_WHAT THE TASK REQUIRES_
Give all of the lines again, with nothing added or dropped.
[START OF PROVIDED DATA]
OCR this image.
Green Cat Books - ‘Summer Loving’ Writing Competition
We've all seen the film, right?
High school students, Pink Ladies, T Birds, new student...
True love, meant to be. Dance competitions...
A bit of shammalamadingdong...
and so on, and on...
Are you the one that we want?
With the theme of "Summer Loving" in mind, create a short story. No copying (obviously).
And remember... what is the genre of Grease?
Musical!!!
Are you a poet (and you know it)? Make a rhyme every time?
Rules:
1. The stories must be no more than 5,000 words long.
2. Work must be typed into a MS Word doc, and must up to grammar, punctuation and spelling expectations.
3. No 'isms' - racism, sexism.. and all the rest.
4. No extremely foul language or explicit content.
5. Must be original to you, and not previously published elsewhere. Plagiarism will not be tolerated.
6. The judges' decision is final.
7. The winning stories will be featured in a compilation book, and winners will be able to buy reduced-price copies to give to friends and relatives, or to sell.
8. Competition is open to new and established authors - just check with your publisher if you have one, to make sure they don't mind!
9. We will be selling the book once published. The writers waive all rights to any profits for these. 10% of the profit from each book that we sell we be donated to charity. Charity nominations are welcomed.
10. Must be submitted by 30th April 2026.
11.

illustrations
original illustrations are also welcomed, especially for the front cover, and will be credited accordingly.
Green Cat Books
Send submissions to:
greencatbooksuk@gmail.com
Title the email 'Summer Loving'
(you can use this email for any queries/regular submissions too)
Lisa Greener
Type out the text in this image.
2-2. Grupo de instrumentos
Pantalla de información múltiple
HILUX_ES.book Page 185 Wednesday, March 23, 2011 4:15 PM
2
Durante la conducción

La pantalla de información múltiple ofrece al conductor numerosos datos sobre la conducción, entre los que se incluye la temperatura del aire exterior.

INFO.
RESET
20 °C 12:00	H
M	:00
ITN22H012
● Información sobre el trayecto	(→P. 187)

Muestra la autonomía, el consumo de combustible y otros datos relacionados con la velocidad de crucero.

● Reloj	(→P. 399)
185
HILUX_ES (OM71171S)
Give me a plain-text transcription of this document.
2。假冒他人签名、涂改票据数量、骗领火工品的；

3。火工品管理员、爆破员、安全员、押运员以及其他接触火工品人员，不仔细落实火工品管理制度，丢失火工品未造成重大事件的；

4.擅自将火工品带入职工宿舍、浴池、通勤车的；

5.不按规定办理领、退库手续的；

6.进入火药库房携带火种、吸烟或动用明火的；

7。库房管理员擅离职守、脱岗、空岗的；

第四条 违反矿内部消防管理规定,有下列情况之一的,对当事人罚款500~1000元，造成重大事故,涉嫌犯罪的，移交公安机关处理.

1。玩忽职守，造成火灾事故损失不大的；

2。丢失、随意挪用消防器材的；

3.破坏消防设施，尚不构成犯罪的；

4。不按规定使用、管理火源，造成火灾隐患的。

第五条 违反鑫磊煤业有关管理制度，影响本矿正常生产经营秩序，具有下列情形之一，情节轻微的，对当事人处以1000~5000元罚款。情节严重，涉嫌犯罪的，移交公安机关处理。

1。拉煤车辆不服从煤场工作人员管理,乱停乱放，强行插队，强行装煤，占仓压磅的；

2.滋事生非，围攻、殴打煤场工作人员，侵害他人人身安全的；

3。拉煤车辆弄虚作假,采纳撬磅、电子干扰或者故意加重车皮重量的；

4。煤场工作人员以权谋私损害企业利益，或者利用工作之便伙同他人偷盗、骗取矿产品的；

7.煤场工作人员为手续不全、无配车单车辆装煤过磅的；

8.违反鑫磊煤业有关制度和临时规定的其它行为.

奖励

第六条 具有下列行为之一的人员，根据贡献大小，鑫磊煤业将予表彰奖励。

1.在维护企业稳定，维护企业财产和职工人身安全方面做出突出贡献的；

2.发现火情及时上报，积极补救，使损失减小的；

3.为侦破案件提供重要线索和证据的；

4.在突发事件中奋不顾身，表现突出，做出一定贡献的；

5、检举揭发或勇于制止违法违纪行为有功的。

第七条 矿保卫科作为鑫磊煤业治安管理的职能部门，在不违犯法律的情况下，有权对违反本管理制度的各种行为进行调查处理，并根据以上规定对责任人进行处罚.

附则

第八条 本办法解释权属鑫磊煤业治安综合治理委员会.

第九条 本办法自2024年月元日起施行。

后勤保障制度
[END OF PROVIDED DATA]
_ANSWER IN FULL_
OCR this image.
Green Cat Books - ‘Summer Loving’ Writing Competition
We've all seen the film, right?
High school students, Pink Ladies, T Birds, new student...
True love, meant to be. Dance competitions...
A bit of shammalamadingdong...
and so on, and on...
Are you the one that we want?
With the theme of "Summer Loving" in mind, create a short story. No copying (obviously).
And remember... what is the genre of Grease?
Musical!!!
Are you a poet (and you know it)? Make a rhyme every time?
Rules:
1. The stories must be no more than 5,000 words long.
2. Work must be typed into a MS Word doc, and must up to grammar, punctuation and spelling expectations.
3. No 'isms' - racism, sexism.. and all the rest.
4. No extremely foul language or explicit content.
5. Must be original to you, and not previously published elsewhere. Plagiarism will not be tolerated.
6. The judges' decision is final.
7. The winning stories will be featured in a compilation book, and winners will be able to buy reduced-price copies to give to friends and relatives, or to sell.
8. Competition is open to new and established authors - just check with your publisher if you have one, to make sure they don't mind!
9. We will be selling the book once published. The writers waive all rights to any profits for these. 10% of the profit from each book that we sell we be donated to charity. Charity nominations are welcomed.
10. Must be submitted by 30th April 2026.
11.

illustrations
original illustrations are also welcomed, especially for the front cover, and will be credited accordingly.
Green Cat Books
Send submissions to:
greencatbooksuk@gmail.com
Title the email 'Summer Loving'
(you can use this email for any queries/regular submissions too)
Lisa Greener
Type out the text in this image.
2-2. Grupo de instrumentos
Pantalla de información múltiple
HILUX_ES.book Page 185 Wednesday, March 23, 2011 4:15 PM
2
Durante la conducción

La pantalla de información múltiple ofrece al conductor numerosos datos sobre la conducción, entre los que se incluye la temperatura del aire exterior.

INFO.
RESET
20 °C 12:00	H
M	:00
ITN22H012
● Información sobre el trayecto	(→P. 187)

Muestra la autonomía, el consumo de combustible y otros datos relacionados con la velocidad de crucero.

● Reloj	(→P. 399)
185
HILUX_ES (OM71171S)
Give me a plain-text transcription of this document.
2。假冒他人签名、涂改票据数量、骗领火工品的；

3。火工品管理员、爆破员、安全员、押运员以及其他接触火工品人员，不仔细落实火工品管理制度，丢失火工品未造成重大事件的；

4.擅自将火工品带入职工宿舍、浴池、通勤车的；

5.不按规定办理领、退库手续的；

6.进入火药库房携带火种、吸烟或动用明火的；

7。库房管理员擅离职守、脱岗、空岗的；

第四条 违反矿内部消防管理规定,有下列情况之一的,对当事人罚款500~1000元，造成重大事故,涉嫌犯罪的，移交公安机关处理.

1。玩忽职守，造成火灾事故损失不大的；

2。丢失、随意挪用消防器材的；

3.破坏消防设施，尚不构成犯罪的；

4。不按规定使用、管理火源，造成火灾隐患的。

第五条 违反鑫磊煤业有关管理制度，影响本矿正常生产经营秩序，具有下列情形之一，情节轻微的，对当事人处以1000~5000元罚款。情节严重，涉嫌犯罪的，移交公安机关处理。

1。拉煤车辆不服从煤场工作人员管理,乱停乱放，强行插队，强行装煤，占仓压磅的；

2.滋事生非，围攻、殴打煤场工作人员，侵害他人人身安全的；

3。拉煤车辆弄虚作假,采纳撬磅、电子干扰或者故意加重车皮重量的；

4。煤场工作人员以权谋私损害企业利益，或者利用工作之便伙同他人偷盗、骗取矿产品的；

7.煤场工作人员为手续不全、无配车单车辆装煤过磅的；

8.违反鑫磊煤业有关制度和临时规定的其它行为.

奖励

第六条 具有下列行为之一的人员，根据贡献大小，鑫磊煤业将予表彰奖励。

1.在维护企业稳定，维护企业财产和职工人身安全方面做出突出贡献的；

2.发现火情及时上报，积极补救，使损失减小的；

3.为侦破案件提供重要线索和证据的；

4.在突发事件中奋不顾身，表现突出，做出一定贡献的；

5、检举揭发或勇于制止违法违纪行为有功的。

第七条 矿保卫科作为鑫磊煤业治安管理的职能部门，在不违犯法律的情况下，有权对违反本管理制度的各种行为进行调查处理，并根据以上规定对责任人进行处罚.

附则

第八条 本办法解释权属鑫磊煤业治安综合治理委员会.

第九条 本办法自2024年月元日起施行。

后勤保障制度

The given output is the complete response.